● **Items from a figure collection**
<<<<
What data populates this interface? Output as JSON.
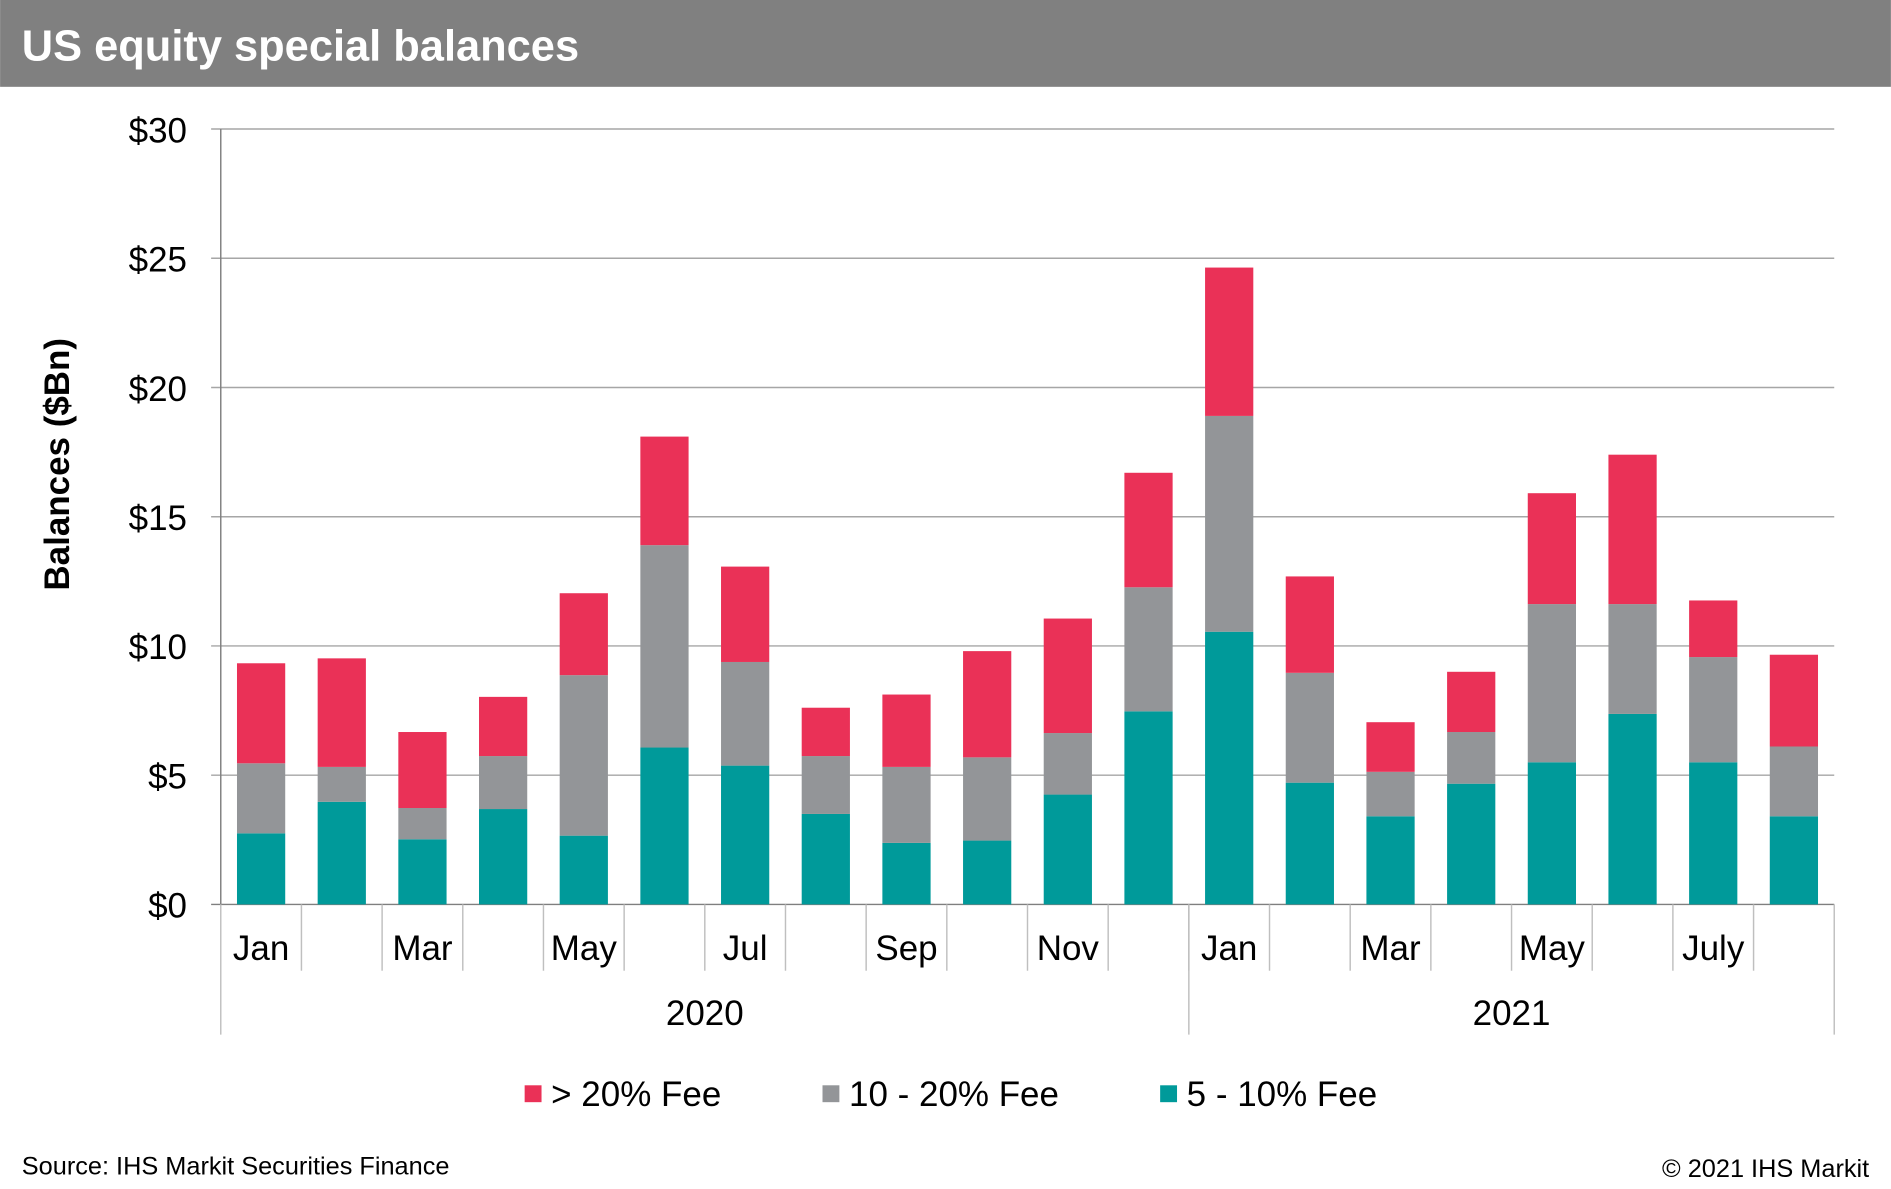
{
  "header": {
    "title": "US equity special balances"
  },
  "footer": {
    "source": "Source: IHS Markit Securities Finance",
    "copyright": "© 2021 IHS Markit"
  },
  "colors": {
    "header_bg": "#808080",
    "gt20": "#ea3157",
    "10to20": "#939598",
    "5to10": "#009a9a",
    "grid": "#a6a6a6"
  },
  "chart_data": {
    "type": "bar",
    "stacked": true,
    "title": "US equity special balances",
    "ylabel": "Balances ($Bn)",
    "ylim": [
      0,
      30
    ],
    "yticks": [
      0,
      5,
      10,
      15,
      20,
      25,
      30
    ],
    "ytick_labels": [
      "$0",
      "$5",
      "$10",
      "$15",
      "$20",
      "$25",
      "$30"
    ],
    "grid": true,
    "legend_position": "bottom",
    "categories": [
      "Jan",
      "",
      "Mar",
      "",
      "May",
      "",
      "Jul",
      "",
      "Sep",
      "",
      "Nov",
      "",
      "Jan",
      "",
      "Mar",
      "",
      "May",
      "",
      "July",
      ""
    ],
    "year_groups": [
      {
        "label": "2020",
        "count": 12
      },
      {
        "label": "2021",
        "count": 8
      }
    ],
    "series": [
      {
        "name": "5 - 10% Fee",
        "color": "#009a9a",
        "values": [
          2.75,
          3.97,
          2.52,
          3.69,
          2.66,
          6.07,
          5.37,
          3.5,
          2.38,
          2.47,
          4.25,
          7.47,
          10.55,
          4.71,
          3.41,
          4.67,
          5.5,
          7.37,
          5.5,
          3.41
        ]
      },
      {
        "name": "10 - 20% Fee",
        "color": "#939598",
        "values": [
          2.71,
          1.35,
          1.21,
          2.05,
          6.21,
          7.83,
          4.01,
          2.24,
          2.94,
          3.22,
          2.38,
          4.8,
          8.35,
          4.25,
          1.72,
          2.0,
          6.12,
          4.25,
          4.07,
          2.7
        ]
      },
      {
        "name": "> 20% Fee",
        "color": "#ea3157",
        "values": [
          3.87,
          4.2,
          2.94,
          2.29,
          3.17,
          4.2,
          3.69,
          1.87,
          2.8,
          4.11,
          4.43,
          4.43,
          5.74,
          3.73,
          1.92,
          2.33,
          4.29,
          5.78,
          2.19,
          3.55
        ]
      }
    ],
    "legend_order": [
      "> 20% Fee",
      "10 - 20% Fee",
      "5 - 10% Fee"
    ]
  }
}
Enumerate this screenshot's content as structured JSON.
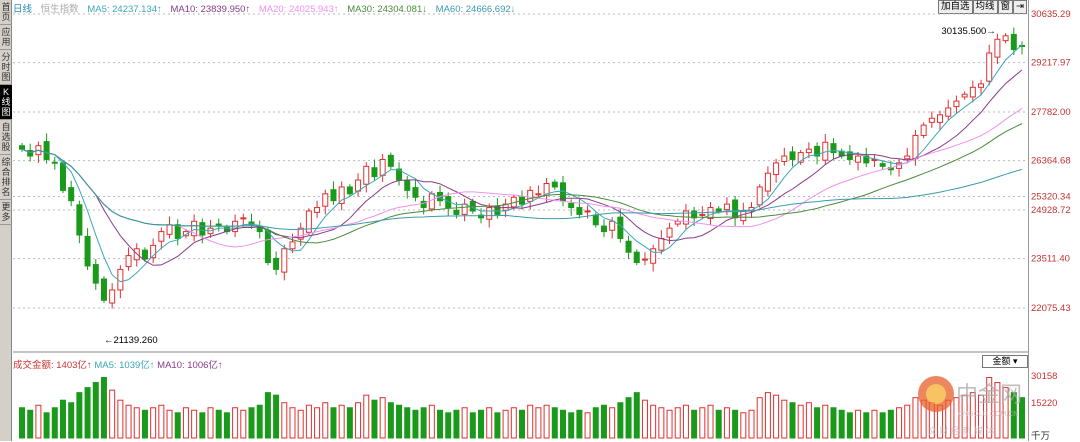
>>>>
● **What you should do**
Output the data exactly. Pictures don't belong in the result.

● **Task solution**
What data populates this interface? Output as JSON.
{
  "header": {
    "title": "US equity special balances"
  },
  "footer": {
    "source": "Source: IHS Markit Securities Finance",
    "copyright": "© 2021 IHS Markit"
  },
  "colors": {
    "header_bg": "#808080",
    "gt20": "#ea3157",
    "10to20": "#939598",
    "5to10": "#009a9a",
    "grid": "#a6a6a6"
  },
  "chart_data": {
    "type": "bar",
    "stacked": true,
    "title": "US equity special balances",
    "ylabel": "Balances ($Bn)",
    "ylim": [
      0,
      30
    ],
    "yticks": [
      0,
      5,
      10,
      15,
      20,
      25,
      30
    ],
    "ytick_labels": [
      "$0",
      "$5",
      "$10",
      "$15",
      "$20",
      "$25",
      "$30"
    ],
    "grid": true,
    "legend_position": "bottom",
    "categories": [
      "Jan",
      "",
      "Mar",
      "",
      "May",
      "",
      "Jul",
      "",
      "Sep",
      "",
      "Nov",
      "",
      "Jan",
      "",
      "Mar",
      "",
      "May",
      "",
      "July",
      ""
    ],
    "year_groups": [
      {
        "label": "2020",
        "count": 12
      },
      {
        "label": "2021",
        "count": 8
      }
    ],
    "series": [
      {
        "name": "5 - 10% Fee",
        "color": "#009a9a",
        "values": [
          2.75,
          3.97,
          2.52,
          3.69,
          2.66,
          6.07,
          5.37,
          3.5,
          2.38,
          2.47,
          4.25,
          7.47,
          10.55,
          4.71,
          3.41,
          4.67,
          5.5,
          7.37,
          5.5,
          3.41
        ]
      },
      {
        "name": "10 - 20% Fee",
        "color": "#939598",
        "values": [
          2.71,
          1.35,
          1.21,
          2.05,
          6.21,
          7.83,
          4.01,
          2.24,
          2.94,
          3.22,
          2.38,
          4.8,
          8.35,
          4.25,
          1.72,
          2.0,
          6.12,
          4.25,
          4.07,
          2.7
        ]
      },
      {
        "name": "> 20% Fee",
        "color": "#ea3157",
        "values": [
          3.87,
          4.2,
          2.94,
          2.29,
          3.17,
          4.2,
          3.69,
          1.87,
          2.8,
          4.11,
          4.43,
          4.43,
          5.74,
          3.73,
          1.92,
          2.33,
          4.29,
          5.78,
          2.19,
          3.55
        ]
      }
    ],
    "legend_order": [
      "> 20% Fee",
      "10 - 20% Fee",
      "5 - 10% Fee"
    ]
  }
}
Enumerate this screenshot's content as structured JSON.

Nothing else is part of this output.